--- start GIVEN DATA ---

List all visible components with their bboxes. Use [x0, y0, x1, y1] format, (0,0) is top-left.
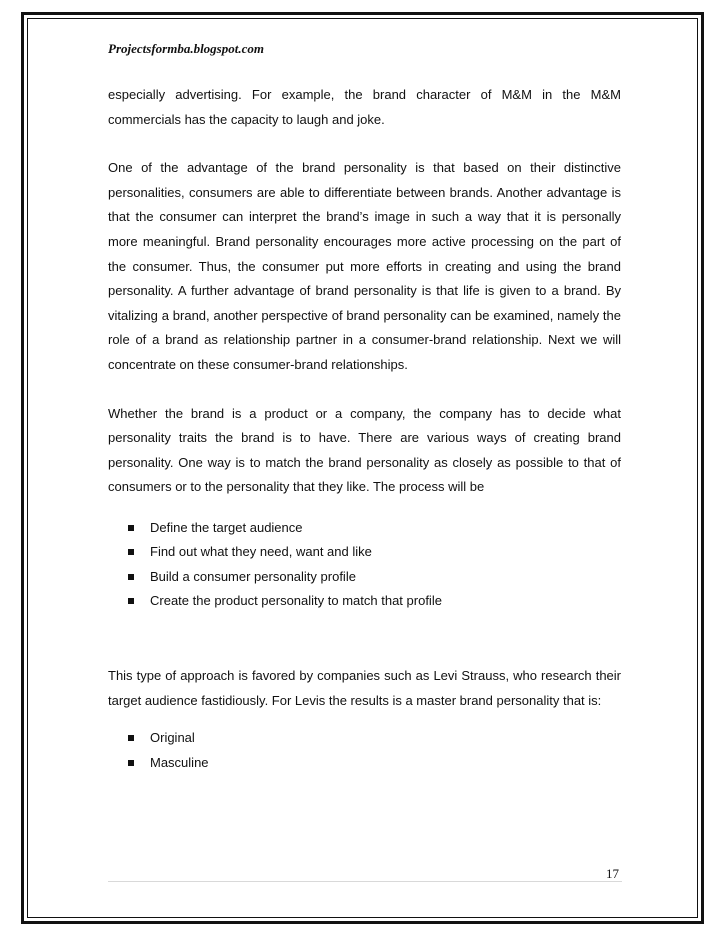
document-body	[108, 83, 621, 775]
paragraph-creating-brand-personality: Whether the brand is a product or a company, the company has to decide what personality traits the brand is to have. There are various ways of creating brand personality. One way is to match the brand personality as closely as possible to that of consumers or to the personality that they like. The process will be	[108, 405, 621, 495]
list-item	[108, 516, 621, 541]
paragraph-brand-personality-advantages: One of the advantage of the brand personality is that based on their distinctive personalities, consumers are able to differentiate between brands. Another advantage is that the consumer can interpret the brand’s image in such a way that it is personally more meaningful. Brand personality encourages more active processing on the part of the consumer. Thus, the consumer put more efforts in creating and using the brand personality. A further advantage of brand personality is that life is given to a brand. By vitalizing a brand, another perspective of brand personality can be examined, namely the role of a brand as relationship partner in a consumer-brand relationship. Next we will concentrate on these consumer-brand relationships.	[108, 160, 621, 372]
paragraph-levi-strauss-approach: This type of approach is favored by companies such as Levi Strauss, who research their target audience fastidiously. For Levis the results is a master brand personality that is:	[108, 667, 621, 708]
list-item	[108, 726, 621, 751]
process-steps-list	[108, 516, 621, 614]
list-item-text: Masculine	[150, 754, 209, 770]
paragraph-advertising-example: especially advertising. For example, the brand character of M&M in the M&M commercials has the capacity to laugh and joke.	[108, 87, 621, 127]
header-site-name: Projectsformba.blogspot.com	[108, 41, 264, 56]
list-item	[108, 751, 621, 776]
square-bullet-icon	[128, 525, 134, 531]
list-item-text: Find out what they need, want and like	[150, 544, 372, 560]
levis-traits-list	[108, 726, 621, 775]
square-bullet-icon	[128, 598, 134, 604]
list-item	[108, 589, 621, 614]
list-item	[108, 565, 621, 590]
square-bullet-icon	[128, 574, 134, 580]
page-number: 17	[606, 866, 619, 881]
list-item-text: Build a consumer personality profile	[150, 568, 356, 584]
square-bullet-icon	[128, 735, 134, 741]
list-item-text: Create the product personality to match that profile	[150, 593, 442, 609]
list-item-text: Define the target audience	[150, 519, 303, 535]
list-item-text: Original	[150, 730, 195, 746]
square-bullet-icon	[128, 549, 134, 555]
list-item	[108, 540, 621, 565]
footer-divider	[108, 881, 622, 882]
square-bullet-icon	[128, 760, 134, 766]
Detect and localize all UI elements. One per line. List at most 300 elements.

--- end GIVEN DATA ---

WRITTEN INSTRUCTION>
Give all the rows again with "target audience" swapped for "intended audience" everywhere it appears, and keep everything else unchanged. Leave the pictures out.

ANSWER TO THIS EXERCISE>
List all visible components with their bboxes. Use [x0, y0, x1, y1] format, (0,0) is top-left.
document-body	[108, 83, 621, 775]
paragraph-creating-brand-personality: Whether the brand is a product or a company, the company has to decide what personality traits the brand is to have. There are various ways of creating brand personality. One way is to match the brand personality as closely as possible to that of consumers or to the personality that they like. The process will be	[108, 405, 621, 495]
list-item	[108, 516, 621, 541]
paragraph-brand-personality-advantages: One of the advantage of the brand personality is that based on their distinctive personalities, consumers are able to differentiate between brands. Another advantage is that the consumer can interpret the brand’s image in such a way that it is personally more meaningful. Brand personality encourages more active processing on the part of the consumer. Thus, the consumer put more efforts in creating and using the brand personality. A further advantage of brand personality is that life is given to a brand. By vitalizing a brand, another perspective of brand personality can be examined, namely the role of a brand as relationship partner in a consumer-brand relationship. Next we will concentrate on these consumer-brand relationships.	[108, 160, 621, 372]
paragraph-levi-strauss-approach: This type of approach is favored by companies such as Levi Strauss, who research their intended audience fastidiously. For Levis the results is a master brand personality that is:	[108, 667, 621, 708]
list-item	[108, 726, 621, 751]
process-steps-list	[108, 516, 621, 614]
list-item-text: Masculine	[150, 754, 209, 770]
paragraph-advertising-example: especially advertising. For example, the brand character of M&M in the M&M commercials has the capacity to laugh and joke.	[108, 87, 621, 127]
header-site-name: Projectsformba.blogspot.com	[108, 41, 264, 56]
list-item	[108, 751, 621, 776]
square-bullet-icon	[128, 525, 134, 531]
list-item-text: Find out what they need, want and like	[150, 544, 372, 560]
levis-traits-list	[108, 726, 621, 775]
square-bullet-icon	[128, 598, 134, 604]
list-item	[108, 589, 621, 614]
list-item	[108, 565, 621, 590]
square-bullet-icon	[128, 574, 134, 580]
page-number: 17	[606, 866, 619, 881]
list-item-text: Build a consumer personality profile	[150, 568, 356, 584]
square-bullet-icon	[128, 735, 134, 741]
list-item-text: Create the product personality to match that profile	[150, 593, 442, 609]
list-item-text: Define the intended audience	[150, 519, 303, 535]
list-item-text: Original	[150, 730, 195, 746]
square-bullet-icon	[128, 549, 134, 555]
list-item	[108, 540, 621, 565]
footer-divider	[108, 881, 622, 882]
square-bullet-icon	[128, 760, 134, 766]
Detect and localize all UI elements. One per line. List at most 300 elements.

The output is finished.